§ **PROBLEM DESCRIPTION**:
Reproduce the material below, replacing every instance of "text-line" with "line" and keeping everything else the same.

Spatial layout data
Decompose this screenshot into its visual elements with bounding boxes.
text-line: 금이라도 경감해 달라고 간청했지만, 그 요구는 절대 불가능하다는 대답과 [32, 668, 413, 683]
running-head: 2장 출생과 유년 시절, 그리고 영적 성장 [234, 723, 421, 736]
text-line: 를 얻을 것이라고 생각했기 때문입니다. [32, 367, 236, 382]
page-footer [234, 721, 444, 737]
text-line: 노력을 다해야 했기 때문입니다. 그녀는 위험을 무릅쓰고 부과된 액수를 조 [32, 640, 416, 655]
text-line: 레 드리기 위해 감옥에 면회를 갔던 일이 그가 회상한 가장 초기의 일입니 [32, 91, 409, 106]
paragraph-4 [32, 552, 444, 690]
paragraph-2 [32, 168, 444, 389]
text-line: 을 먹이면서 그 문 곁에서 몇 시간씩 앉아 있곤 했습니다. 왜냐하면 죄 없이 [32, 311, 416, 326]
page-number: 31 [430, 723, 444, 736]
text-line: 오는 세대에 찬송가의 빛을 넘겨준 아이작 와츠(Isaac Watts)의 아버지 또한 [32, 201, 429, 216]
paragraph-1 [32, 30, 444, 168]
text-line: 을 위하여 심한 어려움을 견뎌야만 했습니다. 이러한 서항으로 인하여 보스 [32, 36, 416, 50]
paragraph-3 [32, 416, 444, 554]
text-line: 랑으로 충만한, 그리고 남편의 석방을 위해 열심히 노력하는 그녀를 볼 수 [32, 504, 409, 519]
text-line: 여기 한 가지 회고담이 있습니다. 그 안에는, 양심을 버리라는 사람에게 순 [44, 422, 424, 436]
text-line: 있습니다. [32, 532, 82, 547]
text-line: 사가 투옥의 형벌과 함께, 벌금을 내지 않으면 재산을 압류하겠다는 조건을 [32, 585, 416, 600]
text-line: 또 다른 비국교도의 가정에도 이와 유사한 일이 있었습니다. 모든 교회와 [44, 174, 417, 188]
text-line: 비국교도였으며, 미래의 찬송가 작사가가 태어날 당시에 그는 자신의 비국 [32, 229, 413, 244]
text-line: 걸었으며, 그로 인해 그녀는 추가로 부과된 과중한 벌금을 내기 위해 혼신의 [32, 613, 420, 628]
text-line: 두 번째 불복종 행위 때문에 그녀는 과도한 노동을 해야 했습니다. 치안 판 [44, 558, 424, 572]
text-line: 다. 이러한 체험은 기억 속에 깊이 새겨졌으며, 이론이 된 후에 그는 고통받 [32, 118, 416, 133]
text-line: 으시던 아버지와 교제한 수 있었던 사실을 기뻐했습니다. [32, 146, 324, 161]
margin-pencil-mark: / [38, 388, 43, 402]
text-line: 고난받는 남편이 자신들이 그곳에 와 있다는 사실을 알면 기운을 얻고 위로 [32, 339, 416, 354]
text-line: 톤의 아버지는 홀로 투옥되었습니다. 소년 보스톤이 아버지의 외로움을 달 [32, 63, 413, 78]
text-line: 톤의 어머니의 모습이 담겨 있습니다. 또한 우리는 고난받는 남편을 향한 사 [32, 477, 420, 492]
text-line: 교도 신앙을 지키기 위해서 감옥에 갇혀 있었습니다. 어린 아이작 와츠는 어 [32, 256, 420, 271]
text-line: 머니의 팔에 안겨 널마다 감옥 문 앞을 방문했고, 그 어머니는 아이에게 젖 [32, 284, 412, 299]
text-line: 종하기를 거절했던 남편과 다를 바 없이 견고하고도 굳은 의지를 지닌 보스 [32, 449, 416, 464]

§ **WRITTEN ANSWER**:
Decompose this screenshot into its visual elements with bounding boxes.
line: 금이라도 경감해 달라고 간청했지만, 그 요구는 절대 불가능하다는 대답과 [32, 668, 413, 683]
running-head: 2장 출생과 유년 시절, 그리고 영적 성장 [234, 723, 421, 736]
line: 를 얻을 것이라고 생각했기 때문입니다. [32, 367, 236, 382]
page-footer [234, 721, 444, 737]
line: 노력을 다해야 했기 때문입니다. 그녀는 위험을 무릅쓰고 부과된 액수를 조 [32, 640, 416, 655]
line: 레 드리기 위해 감옥에 면회를 갔던 일이 그가 회상한 가장 초기의 일입니 [32, 91, 409, 106]
paragraph-4 [32, 552, 444, 690]
paragraph-2 [32, 168, 444, 389]
line: 을 먹이면서 그 문 곁에서 몇 시간씩 앉아 있곤 했습니다. 왜냐하면 죄 없이 [32, 311, 416, 326]
page-number: 31 [430, 723, 444, 736]
line: 오는 세대에 찬송가의 빛을 넘겨준 아이작 와츠(Isaac Watts)의 아버지 또한 [32, 201, 429, 216]
paragraph-1 [32, 30, 444, 168]
line: 을 위하여 심한 어려움을 견뎌야만 했습니다. 이러한 서항으로 인하여 보스 [32, 36, 416, 50]
paragraph-3 [32, 416, 444, 554]
line: 랑으로 충만한, 그리고 남편의 석방을 위해 열심히 노력하는 그녀를 볼 수 [32, 504, 409, 519]
line: 여기 한 가지 회고담이 있습니다. 그 안에는, 양심을 버리라는 사람에게 순 [44, 422, 424, 436]
line: 있습니다. [32, 532, 82, 547]
line: 사가 투옥의 형벌과 함께, 벌금을 내지 않으면 재산을 압류하겠다는 조건을 [32, 585, 416, 600]
line: 또 다른 비국교도의 가정에도 이와 유사한 일이 있었습니다. 모든 교회와 [44, 174, 417, 188]
line: 비국교도였으며, 미래의 찬송가 작사가가 태어날 당시에 그는 자신의 비국 [32, 229, 413, 244]
line: 걸었으며, 그로 인해 그녀는 추가로 부과된 과중한 벌금을 내기 위해 혼신의 [32, 613, 420, 628]
line: 두 번째 불복종 행위 때문에 그녀는 과도한 노동을 해야 했습니다. 치안 판 [44, 558, 424, 572]
line: 다. 이러한 체험은 기억 속에 깊이 새겨졌으며, 이론이 된 후에 그는 고통받 [32, 118, 416, 133]
line: 으시던 아버지와 교제한 수 있었던 사실을 기뻐했습니다. [32, 146, 324, 161]
margin-pencil-mark: / [38, 388, 43, 402]
line: 고난받는 남편이 자신들이 그곳에 와 있다는 사실을 알면 기운을 얻고 위로 [32, 339, 416, 354]
line: 톤의 아버지는 홀로 투옥되었습니다. 소년 보스톤이 아버지의 외로움을 달 [32, 63, 413, 78]
line: 톤의 어머니의 모습이 담겨 있습니다. 또한 우리는 고난받는 남편을 향한 사 [32, 477, 420, 492]
line: 교도 신앙을 지키기 위해서 감옥에 갇혀 있었습니다. 어린 아이작 와츠는 어 [32, 256, 420, 271]
line: 머니의 팔에 안겨 널마다 감옥 문 앞을 방문했고, 그 어머니는 아이에게 젖 [32, 284, 412, 299]
line: 종하기를 거절했던 남편과 다를 바 없이 견고하고도 굳은 의지를 지닌 보스 [32, 449, 416, 464]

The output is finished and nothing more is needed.